### Aim of the task
Reproduce the full listing below unchanged, apart from the pictures.

### Extracted material
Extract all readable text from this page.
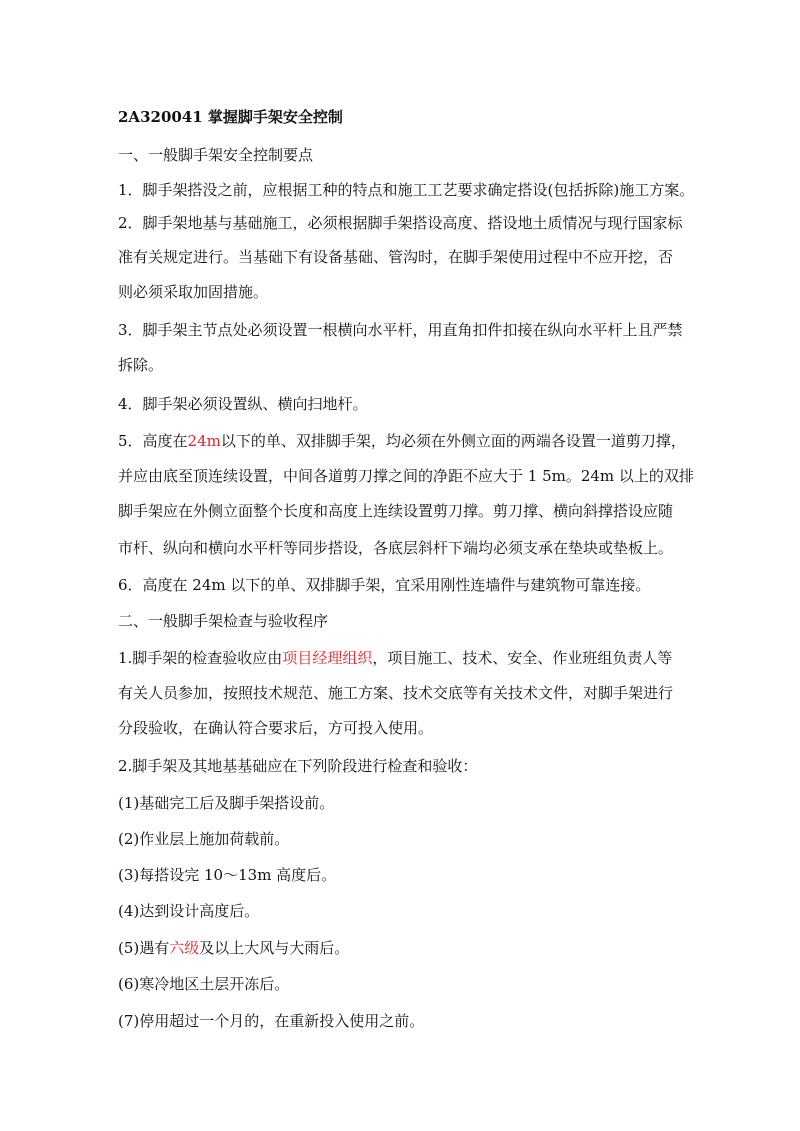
2A320041 掌握脚手架安全控制
一、一般脚手架安全控制要点
1．脚手架搭没之前，应根据工种的特点和施工工艺要求确定搭设(包括拆除)施工方案。
2．脚手架地基与基础施工，必须根据脚手架搭设高度、搭设地土质情况与现行国家标
准有关规定进行。当基础下有设备基础、管沟时，在脚手架使用过程中不应开挖，否
则必须采取加固措施。
3．脚手架主节点处必须设置一根横向水平杆，用直角扣件扣接在纵向水平杆上且严禁
拆除。
4．脚手架必须设置纵、横向扫地杆。
5．高度在24m以下的单、双排脚手架，均必须在外侧立面的两端各设置一道剪刀撑，
并应由底至顶连续设置，中间各道剪刀撑之间的净距不应大于 1 5m。24m 以上的双排
脚手架应在外侧立面整个长度和高度上连续设置剪刀撑。剪刀撑、横向斜撑搭设应随
市杆、纵向和横向水平杆等同步搭设，各底层斜杆下端均必须支承在垫块或垫板上。
6．高度在 24m 以下的单、双排脚手架，宜采用刚性连墙件与建筑物可靠连接。
二、一般脚手架检查与验收程序
1.脚手架的检查验收应由项目经理组织，项目施工、技术、安全、作业班组负责人等
有关人员参加，按照技术规范、施工方案、技术交底等有关技术文件，对脚手架进行
分段验收，在确认符合要求后，方可投入使用。
2.脚手架及其地基基础应在下列阶段进行检查和验收：
(1)基础完工后及脚手架搭设前。
(2)作业层上施加荷载前。
(3)每搭设完 10～13m 高度后。
(4)达到设计高度后。
(5)遇有六级及以上大风与大雨后。
(6)寒冷地区土层开冻后。
(7)停用超过一个月的，在重新投入使用之前。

### Task solution
Extract all readable text from this page.
2A320041 掌握脚手架安全控制
一、一般脚手架安全控制要点
1．脚手架搭没之前，应根据工种的特点和施工工艺要求确定搭设(包括拆除)施工方案。
2．脚手架地基与基础施工，必须根据脚手架搭设高度、搭设地土质情况与现行国家标
准有关规定进行。当基础下有设备基础、管沟时，在脚手架使用过程中不应开挖，否
则必须采取加固措施。
3．脚手架主节点处必须设置一根横向水平杆，用直角扣件扣接在纵向水平杆上且严禁
拆除。
4．脚手架必须设置纵、横向扫地杆。
5．高度在24m以下的单、双排脚手架，均必须在外侧立面的两端各设置一道剪刀撑，
并应由底至顶连续设置，中间各道剪刀撑之间的净距不应大于 1 5m。24m 以上的双排
脚手架应在外侧立面整个长度和高度上连续设置剪刀撑。剪刀撑、横向斜撑搭设应随
市杆、纵向和横向水平杆等同步搭设，各底层斜杆下端均必须支承在垫块或垫板上。
6．高度在 24m 以下的单、双排脚手架，宜采用刚性连墙件与建筑物可靠连接。
二、一般脚手架检查与验收程序
1.脚手架的检查验收应由项目经理组织，项目施工、技术、安全、作业班组负责人等
有关人员参加，按照技术规范、施工方案、技术交底等有关技术文件，对脚手架进行
分段验收，在确认符合要求后，方可投入使用。
2.脚手架及其地基基础应在下列阶段进行检查和验收：
(1)基础完工后及脚手架搭设前。
(2)作业层上施加荷载前。
(3)每搭设完 10～13m 高度后。
(4)达到设计高度后。
(5)遇有六级及以上大风与大雨后。
(6)寒冷地区土层开冻后。
(7)停用超过一个月的，在重新投入使用之前。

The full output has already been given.